[START]

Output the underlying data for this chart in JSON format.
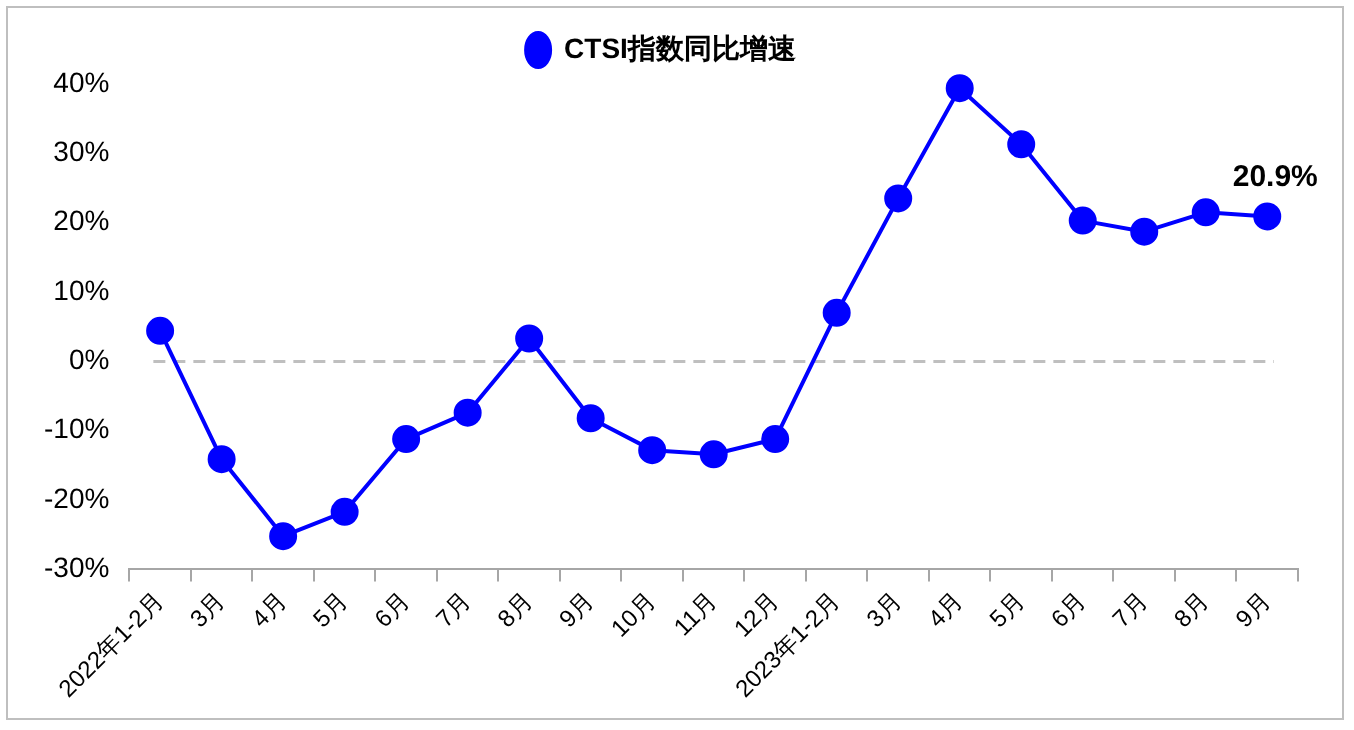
{
  "chart_data": {
    "type": "line",
    "categories": [
      "2022年1-2月",
      "3月",
      "4月",
      "5月",
      "6月",
      "7月",
      "8月",
      "9月",
      "10月",
      "11月",
      "12月",
      "2023年1-2月",
      "3月",
      "4月",
      "5月",
      "6月",
      "7月",
      "8月",
      "9月"
    ],
    "series": [
      {
        "name": "CTSI指数同比增速",
        "color": "#0000ff",
        "values": [
          4.4,
          -14.1,
          -25.2,
          -21.7,
          -11.2,
          -7.4,
          3.3,
          -8.2,
          -12.8,
          -13.4,
          -11.2,
          7.0,
          23.5,
          39.4,
          31.3,
          20.3,
          18.7,
          21.5,
          20.9
        ],
        "value_labels": [
          null,
          null,
          null,
          null,
          null,
          null,
          null,
          null,
          null,
          null,
          null,
          null,
          null,
          null,
          null,
          null,
          null,
          null,
          "20.9%"
        ]
      }
    ],
    "ylim": [
      -30,
      40
    ],
    "yticks": [
      {
        "value": -30,
        "label": "-30%"
      },
      {
        "value": -20,
        "label": "-20%"
      },
      {
        "value": -10,
        "label": "-10%"
      },
      {
        "value": 0,
        "label": "0%"
      },
      {
        "value": 10,
        "label": "10%"
      },
      {
        "value": 20,
        "label": "20%"
      },
      {
        "value": 30,
        "label": "30%"
      },
      {
        "value": 40,
        "label": "40%"
      }
    ],
    "ref_lines": [
      {
        "axis": "y",
        "value": 0,
        "color": "#bfbfbf",
        "line_style": "dashed"
      }
    ],
    "grid": false,
    "legend": "top",
    "marker": "circle",
    "line_style": "solid"
  }
}
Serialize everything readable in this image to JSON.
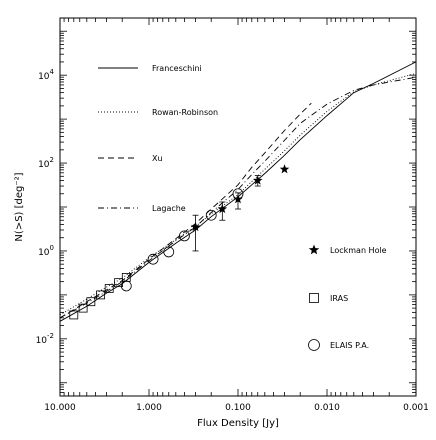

[END]

§ **Problem**
Every entry above is to be set down exactly; the pictures are to be left out.

§ **Correct result**
Output the underlying data for this chart in JSON format.
{
  "chart_data": {
    "type": "line",
    "categories": [
      "2022年1-2月",
      "3月",
      "4月",
      "5月",
      "6月",
      "7月",
      "8月",
      "9月",
      "10月",
      "11月",
      "12月",
      "2023年1-2月",
      "3月",
      "4月",
      "5月",
      "6月",
      "7月",
      "8月",
      "9月"
    ],
    "series": [
      {
        "name": "CTSI指数同比增速",
        "color": "#0000ff",
        "values": [
          4.4,
          -14.1,
          -25.2,
          -21.7,
          -11.2,
          -7.4,
          3.3,
          -8.2,
          -12.8,
          -13.4,
          -11.2,
          7.0,
          23.5,
          39.4,
          31.3,
          20.3,
          18.7,
          21.5,
          20.9
        ],
        "value_labels": [
          null,
          null,
          null,
          null,
          null,
          null,
          null,
          null,
          null,
          null,
          null,
          null,
          null,
          null,
          null,
          null,
          null,
          null,
          "20.9%"
        ]
      }
    ],
    "ylim": [
      -30,
      40
    ],
    "yticks": [
      {
        "value": -30,
        "label": "-30%"
      },
      {
        "value": -20,
        "label": "-20%"
      },
      {
        "value": -10,
        "label": "-10%"
      },
      {
        "value": 0,
        "label": "0%"
      },
      {
        "value": 10,
        "label": "10%"
      },
      {
        "value": 20,
        "label": "20%"
      },
      {
        "value": 30,
        "label": "30%"
      },
      {
        "value": 40,
        "label": "40%"
      }
    ],
    "ref_lines": [
      {
        "axis": "y",
        "value": 0,
        "color": "#bfbfbf",
        "line_style": "dashed"
      }
    ],
    "grid": false,
    "legend": "top",
    "marker": "circle",
    "line_style": "solid"
  }
}
Serialize everything readable in this image to JSON.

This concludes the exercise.